INSTRUCTIONS FOR THE TASK. Report how many lines in the records below contain the word "document". Give only the number.

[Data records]
+++

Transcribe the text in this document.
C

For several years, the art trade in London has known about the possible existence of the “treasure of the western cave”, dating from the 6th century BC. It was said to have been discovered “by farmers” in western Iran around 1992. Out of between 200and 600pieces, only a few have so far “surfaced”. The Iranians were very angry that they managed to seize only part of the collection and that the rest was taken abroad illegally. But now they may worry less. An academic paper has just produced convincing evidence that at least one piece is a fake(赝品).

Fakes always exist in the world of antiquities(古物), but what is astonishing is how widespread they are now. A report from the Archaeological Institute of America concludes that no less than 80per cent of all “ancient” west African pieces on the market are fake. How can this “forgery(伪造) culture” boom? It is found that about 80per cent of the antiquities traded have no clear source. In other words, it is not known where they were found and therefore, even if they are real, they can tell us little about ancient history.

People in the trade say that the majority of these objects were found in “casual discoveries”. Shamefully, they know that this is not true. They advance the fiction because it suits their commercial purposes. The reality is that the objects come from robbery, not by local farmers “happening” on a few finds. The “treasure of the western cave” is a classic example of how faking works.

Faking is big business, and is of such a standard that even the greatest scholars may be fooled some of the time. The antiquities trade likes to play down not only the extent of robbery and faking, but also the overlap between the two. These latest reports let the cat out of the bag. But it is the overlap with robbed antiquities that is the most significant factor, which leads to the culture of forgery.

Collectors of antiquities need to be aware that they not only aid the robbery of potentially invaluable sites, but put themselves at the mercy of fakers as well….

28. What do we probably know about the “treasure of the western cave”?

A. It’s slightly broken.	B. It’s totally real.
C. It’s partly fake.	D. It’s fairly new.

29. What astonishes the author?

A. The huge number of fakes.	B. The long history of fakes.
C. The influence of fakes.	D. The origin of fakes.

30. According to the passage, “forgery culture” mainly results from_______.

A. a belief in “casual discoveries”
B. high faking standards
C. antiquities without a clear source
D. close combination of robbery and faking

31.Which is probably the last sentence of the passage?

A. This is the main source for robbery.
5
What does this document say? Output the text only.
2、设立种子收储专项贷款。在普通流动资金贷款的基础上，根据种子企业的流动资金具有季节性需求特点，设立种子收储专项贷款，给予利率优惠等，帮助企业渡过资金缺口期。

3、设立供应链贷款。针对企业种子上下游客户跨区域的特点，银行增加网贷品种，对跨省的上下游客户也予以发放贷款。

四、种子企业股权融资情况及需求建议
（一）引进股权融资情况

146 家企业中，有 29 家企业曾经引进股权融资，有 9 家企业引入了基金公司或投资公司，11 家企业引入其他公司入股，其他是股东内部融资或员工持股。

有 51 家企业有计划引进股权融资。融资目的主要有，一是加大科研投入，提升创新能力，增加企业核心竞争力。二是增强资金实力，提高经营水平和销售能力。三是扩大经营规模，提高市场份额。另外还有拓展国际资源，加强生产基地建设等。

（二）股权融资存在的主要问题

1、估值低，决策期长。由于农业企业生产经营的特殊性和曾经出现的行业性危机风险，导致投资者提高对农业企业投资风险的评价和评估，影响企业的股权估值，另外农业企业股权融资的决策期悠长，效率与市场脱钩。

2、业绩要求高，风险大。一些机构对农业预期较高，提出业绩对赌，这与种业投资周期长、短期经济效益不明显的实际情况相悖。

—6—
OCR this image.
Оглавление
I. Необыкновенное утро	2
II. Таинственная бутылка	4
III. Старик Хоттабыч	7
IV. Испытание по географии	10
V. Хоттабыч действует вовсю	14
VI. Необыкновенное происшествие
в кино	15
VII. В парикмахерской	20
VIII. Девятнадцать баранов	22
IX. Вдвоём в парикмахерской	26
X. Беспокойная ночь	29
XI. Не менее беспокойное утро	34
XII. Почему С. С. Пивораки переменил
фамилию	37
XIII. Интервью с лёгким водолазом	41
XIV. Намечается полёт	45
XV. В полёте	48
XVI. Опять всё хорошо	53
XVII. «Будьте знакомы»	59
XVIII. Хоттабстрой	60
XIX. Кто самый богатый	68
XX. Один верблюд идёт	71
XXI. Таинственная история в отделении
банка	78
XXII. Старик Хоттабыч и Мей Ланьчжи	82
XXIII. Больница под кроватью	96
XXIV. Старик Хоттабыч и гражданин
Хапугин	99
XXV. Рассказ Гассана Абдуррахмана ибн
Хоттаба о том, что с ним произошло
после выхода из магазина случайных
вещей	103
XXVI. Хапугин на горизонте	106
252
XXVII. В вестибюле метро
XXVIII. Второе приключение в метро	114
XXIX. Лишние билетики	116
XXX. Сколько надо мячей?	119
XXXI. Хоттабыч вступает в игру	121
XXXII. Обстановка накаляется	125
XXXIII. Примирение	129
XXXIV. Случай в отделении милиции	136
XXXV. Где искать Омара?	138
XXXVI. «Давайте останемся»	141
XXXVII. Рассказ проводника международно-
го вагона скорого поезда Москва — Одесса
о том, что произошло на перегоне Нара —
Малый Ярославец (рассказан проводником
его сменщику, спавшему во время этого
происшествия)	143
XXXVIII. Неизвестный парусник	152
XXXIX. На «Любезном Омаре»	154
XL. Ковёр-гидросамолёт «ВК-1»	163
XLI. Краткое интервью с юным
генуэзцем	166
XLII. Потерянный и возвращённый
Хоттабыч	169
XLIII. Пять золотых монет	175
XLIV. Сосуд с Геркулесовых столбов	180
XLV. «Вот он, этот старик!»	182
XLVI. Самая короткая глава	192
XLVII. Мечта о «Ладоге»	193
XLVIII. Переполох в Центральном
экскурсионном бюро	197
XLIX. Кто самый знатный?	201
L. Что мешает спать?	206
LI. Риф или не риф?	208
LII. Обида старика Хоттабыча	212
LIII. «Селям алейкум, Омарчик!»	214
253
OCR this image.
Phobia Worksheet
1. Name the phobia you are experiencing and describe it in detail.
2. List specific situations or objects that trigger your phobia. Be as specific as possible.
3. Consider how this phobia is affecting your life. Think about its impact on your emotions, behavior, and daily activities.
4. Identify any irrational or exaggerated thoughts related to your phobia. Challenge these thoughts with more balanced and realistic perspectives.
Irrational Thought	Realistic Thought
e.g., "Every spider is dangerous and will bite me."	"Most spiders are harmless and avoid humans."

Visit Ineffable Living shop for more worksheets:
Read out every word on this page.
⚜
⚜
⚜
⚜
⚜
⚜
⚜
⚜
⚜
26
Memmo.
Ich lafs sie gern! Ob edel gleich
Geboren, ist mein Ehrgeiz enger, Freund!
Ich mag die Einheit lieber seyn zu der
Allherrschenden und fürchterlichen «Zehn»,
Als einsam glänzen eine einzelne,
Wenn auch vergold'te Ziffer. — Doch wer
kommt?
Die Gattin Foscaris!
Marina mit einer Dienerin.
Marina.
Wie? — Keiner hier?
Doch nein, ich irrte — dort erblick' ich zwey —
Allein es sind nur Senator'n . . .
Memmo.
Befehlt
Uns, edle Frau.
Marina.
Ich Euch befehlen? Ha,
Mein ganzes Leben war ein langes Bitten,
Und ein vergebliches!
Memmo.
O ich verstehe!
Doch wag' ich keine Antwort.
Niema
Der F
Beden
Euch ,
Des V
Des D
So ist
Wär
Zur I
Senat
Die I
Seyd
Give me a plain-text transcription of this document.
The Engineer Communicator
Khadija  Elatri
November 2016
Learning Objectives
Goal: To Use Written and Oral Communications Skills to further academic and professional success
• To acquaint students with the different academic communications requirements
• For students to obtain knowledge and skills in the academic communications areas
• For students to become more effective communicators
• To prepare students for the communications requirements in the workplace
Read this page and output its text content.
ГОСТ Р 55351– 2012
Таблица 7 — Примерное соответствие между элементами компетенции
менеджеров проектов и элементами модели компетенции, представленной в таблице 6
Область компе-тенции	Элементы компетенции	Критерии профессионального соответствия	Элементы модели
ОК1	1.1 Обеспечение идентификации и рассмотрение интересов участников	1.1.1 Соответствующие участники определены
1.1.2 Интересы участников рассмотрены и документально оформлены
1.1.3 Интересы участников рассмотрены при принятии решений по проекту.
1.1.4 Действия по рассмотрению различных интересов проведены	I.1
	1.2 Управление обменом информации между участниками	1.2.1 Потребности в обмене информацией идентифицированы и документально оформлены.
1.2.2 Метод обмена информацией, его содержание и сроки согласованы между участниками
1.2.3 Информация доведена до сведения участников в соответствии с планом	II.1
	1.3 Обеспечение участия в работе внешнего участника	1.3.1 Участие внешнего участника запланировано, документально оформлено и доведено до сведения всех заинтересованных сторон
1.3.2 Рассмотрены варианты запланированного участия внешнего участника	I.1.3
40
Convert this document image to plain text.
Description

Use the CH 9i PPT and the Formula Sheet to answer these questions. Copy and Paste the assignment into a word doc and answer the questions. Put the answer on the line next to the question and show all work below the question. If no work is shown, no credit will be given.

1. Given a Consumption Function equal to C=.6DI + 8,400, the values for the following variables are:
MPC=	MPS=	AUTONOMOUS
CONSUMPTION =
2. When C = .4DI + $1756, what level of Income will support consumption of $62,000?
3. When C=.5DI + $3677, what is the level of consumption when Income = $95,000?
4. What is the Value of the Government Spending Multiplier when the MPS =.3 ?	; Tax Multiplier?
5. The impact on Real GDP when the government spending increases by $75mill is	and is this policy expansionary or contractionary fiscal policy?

+++

EXERCISE RESULT. 4